++++ Stored rows ++++

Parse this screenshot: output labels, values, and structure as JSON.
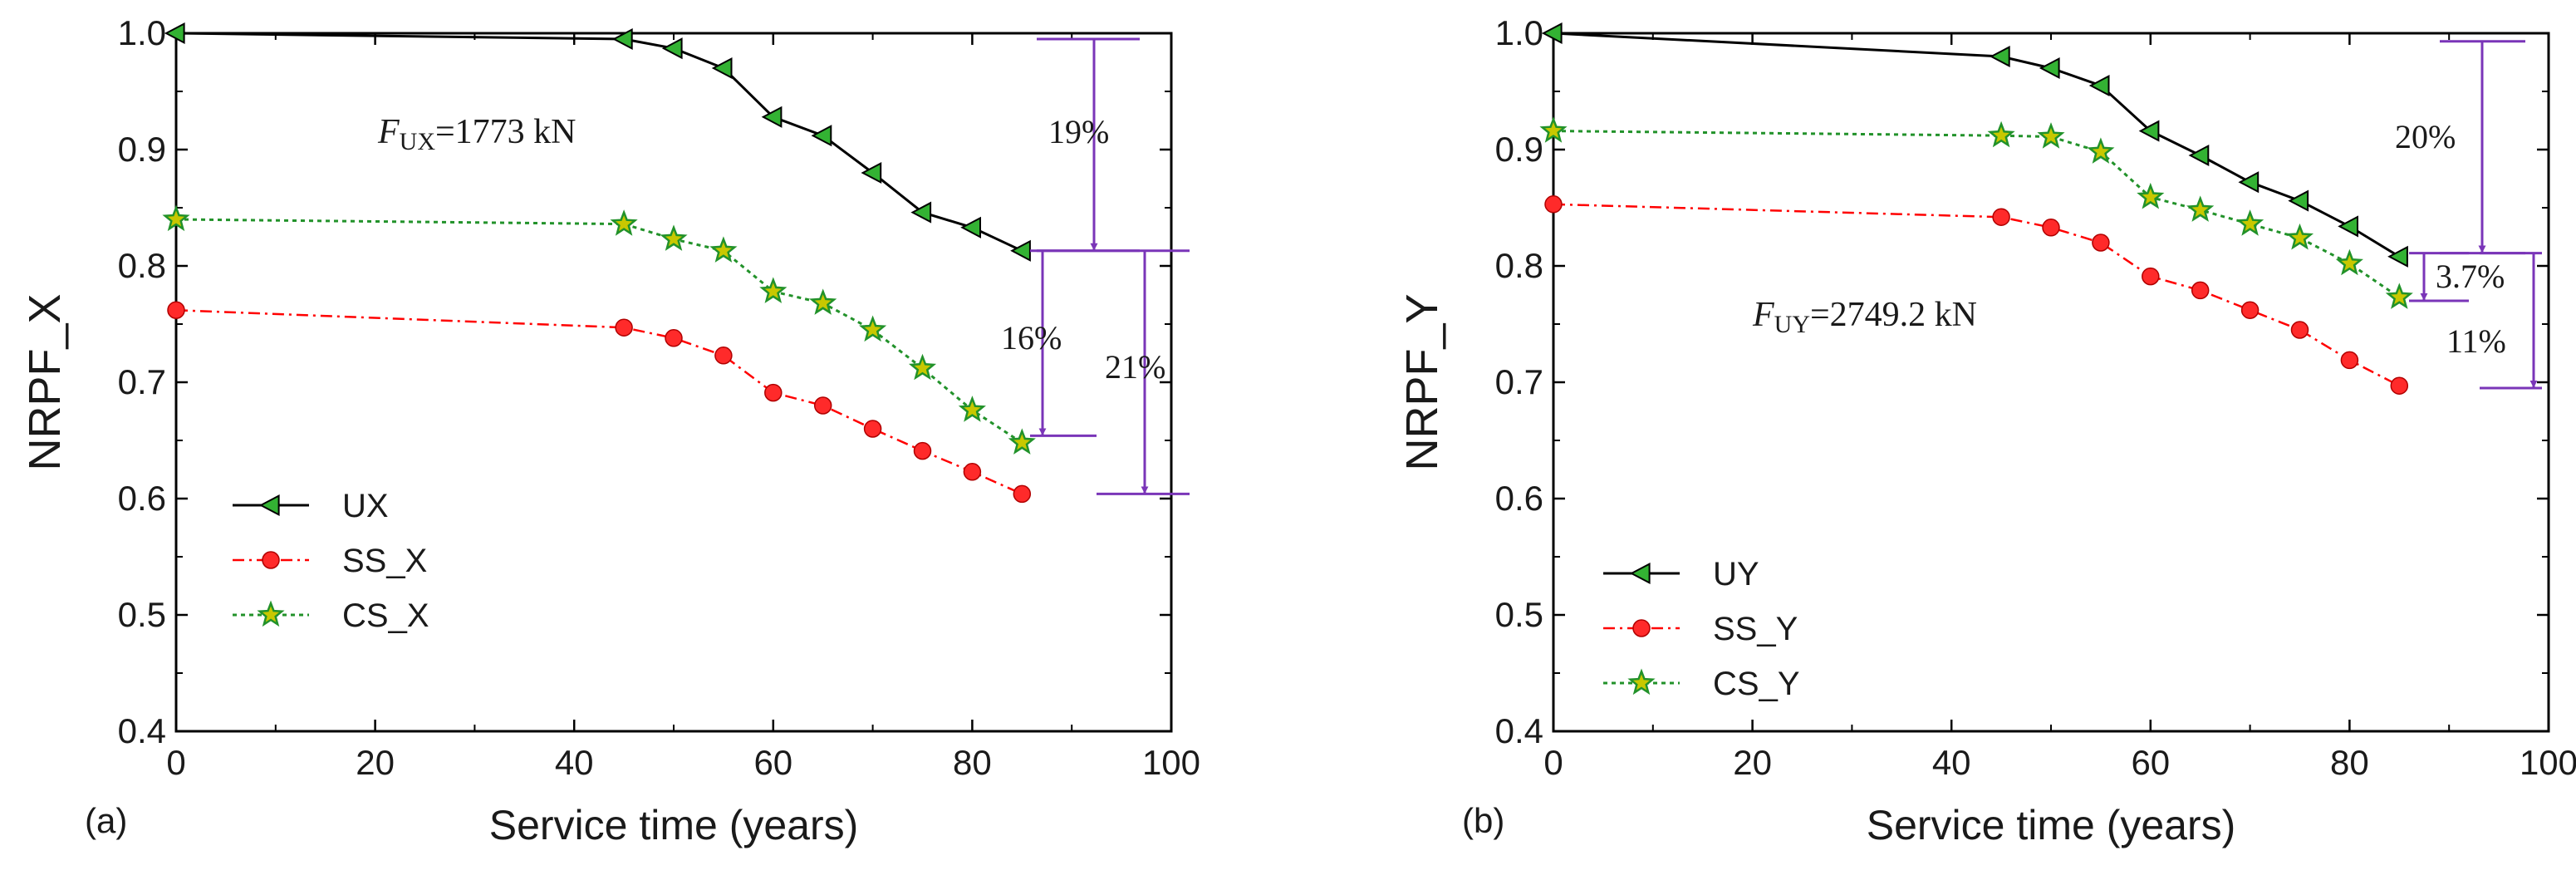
{
  "colors": {
    "ux_line": "#000000",
    "marker_green": "#33b233",
    "ss_line": "#ff0000",
    "marker_red": "#ff2a2a",
    "cs_line": "#22922a",
    "star_fill": "#c8c800",
    "annotation": "#7a35b8"
  },
  "chart_data": [
    {
      "type": "line",
      "panel_label": "(a)",
      "xlabel": "Service time (years)",
      "ylabel": "NRPF_X",
      "xlim": [
        0,
        100
      ],
      "ylim": [
        0.4,
        1.0
      ],
      "xticks": [
        0,
        20,
        40,
        60,
        80,
        100
      ],
      "yticks": [
        0.4,
        0.5,
        0.6,
        0.7,
        0.8,
        0.9,
        1.0
      ],
      "xtick_labels": [
        "0",
        "20",
        "40",
        "60",
        "80",
        "100"
      ],
      "ytick_labels": [
        "0.4",
        "0.5",
        "0.6",
        "0.7",
        "0.8",
        "0.9",
        "1.0"
      ],
      "x": [
        0,
        45,
        50,
        55,
        60,
        65,
        70,
        75,
        80,
        85
      ],
      "series": [
        {
          "name": "UX",
          "style": "solid",
          "marker": "left-triangle",
          "values": [
            1.0,
            0.995,
            0.987,
            0.97,
            0.928,
            0.912,
            0.88,
            0.846,
            0.833,
            0.813
          ]
        },
        {
          "name": "SS_X",
          "style": "dashdot",
          "marker": "circle",
          "values": [
            0.762,
            0.747,
            0.738,
            0.723,
            0.691,
            0.68,
            0.66,
            0.641,
            0.623,
            0.604
          ]
        },
        {
          "name": "CS_X",
          "style": "dotted",
          "marker": "star",
          "values": [
            0.84,
            0.836,
            0.823,
            0.813,
            0.778,
            0.768,
            0.745,
            0.712,
            0.676,
            0.648
          ]
        }
      ],
      "legend_position": "bottom-left",
      "force_text": {
        "symbol": "F",
        "subscript": "UX",
        "value": "=1773  kN"
      },
      "annotations": [
        {
          "text": "19%",
          "top": 0.995,
          "bottom": 0.813
        },
        {
          "text": "16%",
          "top": 0.813,
          "bottom": 0.654
        },
        {
          "text": "21%",
          "top": 0.813,
          "bottom": 0.604
        }
      ]
    },
    {
      "type": "line",
      "panel_label": "(b)",
      "xlabel": "Service time (years)",
      "ylabel": "NRPF_Y",
      "xlim": [
        0,
        100
      ],
      "ylim": [
        0.4,
        1.0
      ],
      "xticks": [
        0,
        20,
        40,
        60,
        80,
        100
      ],
      "yticks": [
        0.4,
        0.5,
        0.6,
        0.7,
        0.8,
        0.9,
        1.0
      ],
      "xtick_labels": [
        "0",
        "20",
        "40",
        "60",
        "80",
        "100"
      ],
      "ytick_labels": [
        "0.4",
        "0.5",
        "0.6",
        "0.7",
        "0.8",
        "0.9",
        "1.0"
      ],
      "x": [
        0,
        45,
        50,
        55,
        60,
        65,
        70,
        75,
        80,
        85
      ],
      "series": [
        {
          "name": "UY",
          "style": "solid",
          "marker": "left-triangle",
          "values": [
            1.0,
            0.98,
            0.97,
            0.955,
            0.916,
            0.895,
            0.872,
            0.856,
            0.834,
            0.808
          ]
        },
        {
          "name": "SS_Y",
          "style": "dashdot",
          "marker": "circle",
          "values": [
            0.853,
            0.842,
            0.833,
            0.82,
            0.791,
            0.779,
            0.762,
            0.745,
            0.719,
            0.697
          ]
        },
        {
          "name": "CS_Y",
          "style": "dotted",
          "marker": "star",
          "values": [
            0.916,
            0.912,
            0.911,
            0.898,
            0.859,
            0.848,
            0.836,
            0.824,
            0.802,
            0.773
          ]
        }
      ],
      "legend_position": "bottom-left",
      "force_text": {
        "symbol": "F",
        "subscript": "UY",
        "value": "=2749.2  kN"
      },
      "annotations": [
        {
          "text": "20%",
          "top": 0.993,
          "bottom": 0.811
        },
        {
          "text": "3.7%",
          "top": 0.811,
          "bottom": 0.77
        },
        {
          "text": "11%",
          "top": 0.811,
          "bottom": 0.695
        }
      ]
    }
  ]
}
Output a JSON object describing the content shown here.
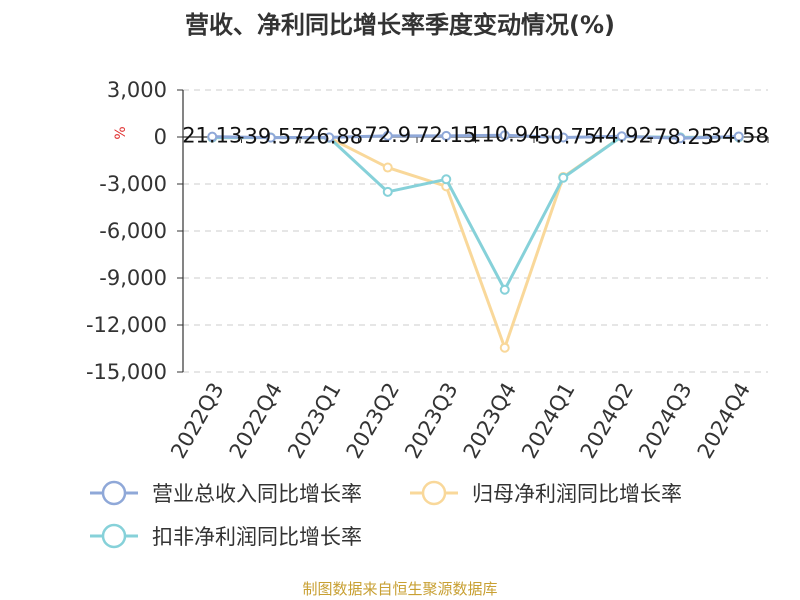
{
  "chart_data": {
    "type": "line",
    "title": "营收、净利同比增长率季度变动情况(%)",
    "unit_label": "%",
    "categories": [
      "2022Q3",
      "2022Q4",
      "2023Q1",
      "2023Q2",
      "2023Q3",
      "2023Q4",
      "2024Q1",
      "2024Q2",
      "2024Q3",
      "2024Q4"
    ],
    "ylim": [
      -15000,
      3000
    ],
    "yticks": [
      3000,
      0,
      -3000,
      -6000,
      -9000,
      -12000,
      -15000
    ],
    "ytick_labels": [
      "3,000",
      "0",
      "-3,000",
      "-6,000",
      "-9,000",
      "-12,000",
      "-15,000"
    ],
    "grid": true,
    "legend_position": "bottom",
    "series": [
      {
        "name": "营业总收入同比增长率",
        "color": "#8fa8d8",
        "values": [
          21.13,
          -39.57,
          -26.88,
          72.9,
          72.15,
          110.94,
          -30.75,
          44.92,
          -78.25,
          34.58
        ],
        "labels": [
          "21.13",
          "-39.57",
          "-26.88",
          "72.9",
          "72.15",
          "110.94",
          "-30.75",
          "44.92",
          "-78.25",
          "34.58"
        ]
      },
      {
        "name": "归母净利润同比增长率",
        "color": "#f9d89a",
        "values": [
          -40,
          -35,
          -50,
          -1950,
          -3150,
          -13450,
          -2550,
          30,
          -20,
          -10
        ]
      },
      {
        "name": "扣非净利润同比增长率",
        "color": "#86d1d9",
        "values": [
          -40,
          -35,
          -50,
          -3500,
          -2700,
          -9750,
          -2600,
          30,
          -20,
          -10
        ]
      }
    ],
    "source": "制图数据来自恒生聚源数据库"
  }
}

++++

** What you will do **
Of the lines above, how many include the word "JSON"? Reply with the number only.

** Response to this exercise **
2